What is needed — List each line of the data that holds the word "name".

Data for this exercise —
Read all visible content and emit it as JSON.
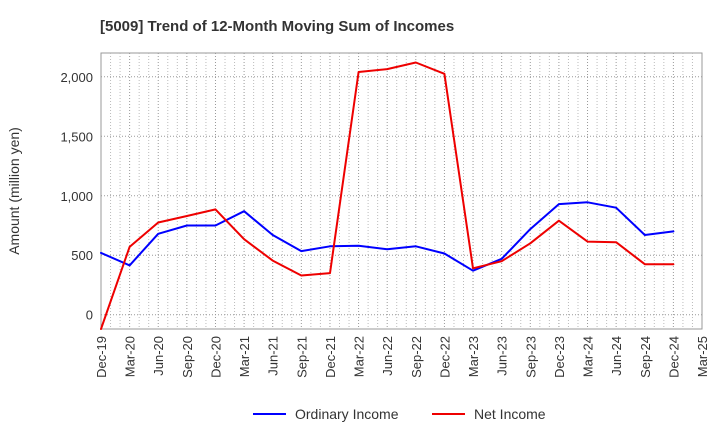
{
  "chart_data": {
    "type": "line",
    "title": "[5009]  Trend of 12-Month Moving Sum of Incomes",
    "xlabel": "",
    "ylabel": "Amount (million yen)",
    "ylim": [
      -120,
      2200
    ],
    "yticks": [
      0,
      500,
      1000,
      1500,
      2000
    ],
    "ytick_labels": [
      "0",
      "500",
      "1,000",
      "1,500",
      "2,000"
    ],
    "categories": [
      "Dec-19",
      "Mar-20",
      "Jun-20",
      "Sep-20",
      "Dec-20",
      "Mar-21",
      "Jun-21",
      "Sep-21",
      "Dec-21",
      "Mar-22",
      "Jun-22",
      "Sep-22",
      "Dec-22",
      "Mar-23",
      "Jun-23",
      "Sep-23",
      "Dec-23",
      "Mar-24",
      "Jun-24",
      "Sep-24",
      "Dec-24",
      "Mar-25"
    ],
    "grid": true,
    "legend_position": "bottom-center",
    "series": [
      {
        "name": "Ordinary Income",
        "color": "#0000ff",
        "values": [
          520,
          415,
          680,
          750,
          750,
          870,
          670,
          535,
          575,
          580,
          550,
          575,
          515,
          370,
          470,
          720,
          930,
          945,
          900,
          670,
          700,
          null
        ]
      },
      {
        "name": "Net Income",
        "color": "#ee0000",
        "values": [
          -120,
          570,
          775,
          830,
          885,
          635,
          455,
          330,
          350,
          2040,
          2065,
          2120,
          2025,
          390,
          450,
          600,
          790,
          615,
          610,
          425,
          425,
          null
        ]
      }
    ]
  }
}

The reply —
        "name": "Ordinary Income",
        "name": "Net Income",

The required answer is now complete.